* [PROBLEM STATEMENT]:
What follows is a block of records; reproduce all of it verbatim.

* [RECORD SET]:
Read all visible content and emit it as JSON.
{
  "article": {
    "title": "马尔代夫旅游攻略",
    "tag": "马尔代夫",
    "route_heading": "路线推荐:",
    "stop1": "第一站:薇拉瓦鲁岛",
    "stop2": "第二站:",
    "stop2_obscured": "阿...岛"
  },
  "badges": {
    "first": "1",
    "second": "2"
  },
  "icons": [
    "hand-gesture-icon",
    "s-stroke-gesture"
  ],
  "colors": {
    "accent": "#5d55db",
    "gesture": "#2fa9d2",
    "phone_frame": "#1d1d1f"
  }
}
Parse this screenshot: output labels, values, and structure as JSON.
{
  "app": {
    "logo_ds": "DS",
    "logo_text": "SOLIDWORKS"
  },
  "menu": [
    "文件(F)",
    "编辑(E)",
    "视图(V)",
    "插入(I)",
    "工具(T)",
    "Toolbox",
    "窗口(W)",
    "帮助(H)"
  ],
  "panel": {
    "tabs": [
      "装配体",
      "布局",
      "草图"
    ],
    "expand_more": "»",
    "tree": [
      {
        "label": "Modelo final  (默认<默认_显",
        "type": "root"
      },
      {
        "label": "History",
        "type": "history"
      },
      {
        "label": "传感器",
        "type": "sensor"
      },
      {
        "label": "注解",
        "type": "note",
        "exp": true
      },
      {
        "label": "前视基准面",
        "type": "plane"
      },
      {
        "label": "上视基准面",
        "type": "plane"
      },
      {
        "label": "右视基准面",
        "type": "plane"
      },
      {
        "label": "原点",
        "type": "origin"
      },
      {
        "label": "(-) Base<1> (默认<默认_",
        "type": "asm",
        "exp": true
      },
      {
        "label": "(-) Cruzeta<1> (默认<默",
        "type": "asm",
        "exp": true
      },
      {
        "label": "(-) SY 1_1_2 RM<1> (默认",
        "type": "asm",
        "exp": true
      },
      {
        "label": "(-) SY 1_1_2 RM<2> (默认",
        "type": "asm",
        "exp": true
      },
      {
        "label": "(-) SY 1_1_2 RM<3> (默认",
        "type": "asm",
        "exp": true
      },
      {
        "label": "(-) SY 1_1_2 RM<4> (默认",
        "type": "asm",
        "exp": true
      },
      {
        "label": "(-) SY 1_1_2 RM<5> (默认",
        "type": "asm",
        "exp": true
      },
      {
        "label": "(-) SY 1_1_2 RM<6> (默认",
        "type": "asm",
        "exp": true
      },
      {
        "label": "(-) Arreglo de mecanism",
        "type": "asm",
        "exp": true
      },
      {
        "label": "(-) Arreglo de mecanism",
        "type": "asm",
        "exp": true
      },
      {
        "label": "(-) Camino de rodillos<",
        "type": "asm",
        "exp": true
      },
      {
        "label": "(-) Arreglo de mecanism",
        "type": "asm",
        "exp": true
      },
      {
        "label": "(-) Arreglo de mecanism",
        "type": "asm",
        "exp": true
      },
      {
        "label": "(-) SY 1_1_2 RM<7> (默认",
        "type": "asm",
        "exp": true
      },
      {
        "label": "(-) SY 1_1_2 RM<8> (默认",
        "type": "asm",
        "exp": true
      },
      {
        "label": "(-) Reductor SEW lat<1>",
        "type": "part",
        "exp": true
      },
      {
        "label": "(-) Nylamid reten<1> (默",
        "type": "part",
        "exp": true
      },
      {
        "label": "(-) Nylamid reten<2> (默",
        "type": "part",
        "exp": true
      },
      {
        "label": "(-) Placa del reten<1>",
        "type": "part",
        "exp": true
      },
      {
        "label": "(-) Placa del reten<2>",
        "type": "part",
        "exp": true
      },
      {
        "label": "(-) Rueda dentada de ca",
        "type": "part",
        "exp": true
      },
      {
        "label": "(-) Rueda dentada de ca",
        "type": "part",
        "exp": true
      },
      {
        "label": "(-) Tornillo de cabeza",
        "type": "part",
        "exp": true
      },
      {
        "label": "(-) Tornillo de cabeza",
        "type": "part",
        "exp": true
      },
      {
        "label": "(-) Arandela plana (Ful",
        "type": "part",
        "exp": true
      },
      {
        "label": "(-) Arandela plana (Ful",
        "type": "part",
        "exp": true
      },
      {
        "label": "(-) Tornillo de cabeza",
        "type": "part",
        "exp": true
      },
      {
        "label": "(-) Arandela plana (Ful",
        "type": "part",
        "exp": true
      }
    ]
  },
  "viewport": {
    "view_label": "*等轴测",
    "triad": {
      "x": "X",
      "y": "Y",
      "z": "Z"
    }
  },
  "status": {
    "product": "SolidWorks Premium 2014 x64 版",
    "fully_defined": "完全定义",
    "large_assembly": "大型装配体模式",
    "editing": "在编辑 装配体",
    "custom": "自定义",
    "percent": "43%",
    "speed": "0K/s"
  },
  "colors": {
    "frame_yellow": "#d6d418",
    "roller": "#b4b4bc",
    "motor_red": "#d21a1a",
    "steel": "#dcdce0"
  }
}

* [TASK OUTPUT]:
Read all visible content and emit it as JSON.
{
  "article": {
    "title": "马尔代夫旅游攻略",
    "tag": "马尔代夫",
    "route_heading": "路线推荐:",
    "stop1": "第一站:薇拉瓦鲁岛",
    "stop2": "第二站:",
    "stop2_obscured": "阿...岛"
  },
  "badges": {
    "first": "1",
    "second": "2"
  },
  "icons": [
    "hand-gesture-icon",
    "s-stroke-gesture"
  ],
  "colors": {
    "accent": "#5d55db",
    "gesture": "#2fa9d2",
    "phone_frame": "#1d1d1f"
  }
}
Parse this screenshot: output labels, values, and structure as JSON.
{
  "app": {
    "logo_ds": "DS",
    "logo_text": "SOLIDWORKS"
  },
  "menu": [
    "文件(F)",
    "编辑(E)",
    "视图(V)",
    "插入(I)",
    "工具(T)",
    "Toolbox",
    "窗口(W)",
    "帮助(H)"
  ],
  "panel": {
    "tabs": [
      "装配体",
      "布局",
      "草图"
    ],
    "expand_more": "»",
    "tree": [
      {
        "label": "Modelo final  (默认<默认_显",
        "type": "root"
      },
      {
        "label": "History",
        "type": "history"
      },
      {
        "label": "传感器",
        "type": "sensor"
      },
      {
        "label": "注解",
        "type": "note",
        "exp": true
      },
      {
        "label": "前视基准面",
        "type": "plane"
      },
      {
        "label": "上视基准面",
        "type": "plane"
      },
      {
        "label": "右视基准面",
        "type": "plane"
      },
      {
        "label": "原点",
        "type": "origin"
      },
      {
        "label": "(-) Base<1> (默认<默认_",
        "type": "asm",
        "exp": true
      },
      {
        "label": "(-) Cruzeta<1> (默认<默",
        "type": "asm",
        "exp": true
      },
      {
        "label": "(-) SY 1_1_2 RM<1> (默认",
        "type": "asm",
        "exp": true
      },
      {
        "label": "(-) SY 1_1_2 RM<2> (默认",
        "type": "asm",
        "exp": true
      },
      {
        "label": "(-) SY 1_1_2 RM<3> (默认",
        "type": "asm",
        "exp": true
      },
      {
        "label": "(-) SY 1_1_2 RM<4> (默认",
        "type": "asm",
        "exp": true
      },
      {
        "label": "(-) SY 1_1_2 RM<5> (默认",
        "type": "asm",
        "exp": true
      },
      {
        "label": "(-) SY 1_1_2 RM<6> (默认",
        "type": "asm",
        "exp": true
      },
      {
        "label": "(-) Arreglo de mecanism",
        "type": "asm",
        "exp": true
      },
      {
        "label": "(-) Arreglo de mecanism",
        "type": "asm",
        "exp": true
      },
      {
        "label": "(-) Camino de rodillos<",
        "type": "asm",
        "exp": true
      },
      {
        "label": "(-) Arreglo de mecanism",
        "type": "asm",
        "exp": true
      },
      {
        "label": "(-) Arreglo de mecanism",
        "type": "asm",
        "exp": true
      },
      {
        "label": "(-) SY 1_1_2 RM<7> (默认",
        "type": "asm",
        "exp": true
      },
      {
        "label": "(-) SY 1_1_2 RM<8> (默认",
        "type": "asm",
        "exp": true
      },
      {
        "label": "(-) Reductor SEW lat<1>",
        "type": "part",
        "exp": true
      },
      {
        "label": "(-) Nylamid reten<1> (默",
        "type": "part",
        "exp": true
      },
      {
        "label": "(-) Nylamid reten<2> (默",
        "type": "part",
        "exp": true
      },
      {
        "label": "(-) Placa del reten<1>",
        "type": "part",
        "exp": true
      },
      {
        "label": "(-) Placa del reten<2>",
        "type": "part",
        "exp": true
      },
      {
        "label": "(-) Rueda dentada de ca",
        "type": "part",
        "exp": true
      },
      {
        "label": "(-) Rueda dentada de ca",
        "type": "part",
        "exp": true
      },
      {
        "label": "(-) Tornillo de cabeza",
        "type": "part",
        "exp": true
      },
      {
        "label": "(-) Tornillo de cabeza",
        "type": "part",
        "exp": true
      },
      {
        "label": "(-) Arandela plana (Ful",
        "type": "part",
        "exp": true
      },
      {
        "label": "(-) Arandela plana (Ful",
        "type": "part",
        "exp": true
      },
      {
        "label": "(-) Tornillo de cabeza",
        "type": "part",
        "exp": true
      },
      {
        "label": "(-) Arandela plana (Ful",
        "type": "part",
        "exp": true
      }
    ]
  },
  "viewport": {
    "view_label": "*等轴测",
    "triad": {
      "x": "X",
      "y": "Y",
      "z": "Z"
    }
  },
  "status": {
    "product": "SolidWorks Premium 2014 x64 版",
    "fully_defined": "完全定义",
    "large_assembly": "大型装配体模式",
    "editing": "在编辑 装配体",
    "custom": "自定义",
    "percent": "43%",
    "speed": "0K/s"
  },
  "colors": {
    "frame_yellow": "#d6d418",
    "roller": "#b4b4bc",
    "motor_red": "#d21a1a",
    "steel": "#dcdce0"
  }
}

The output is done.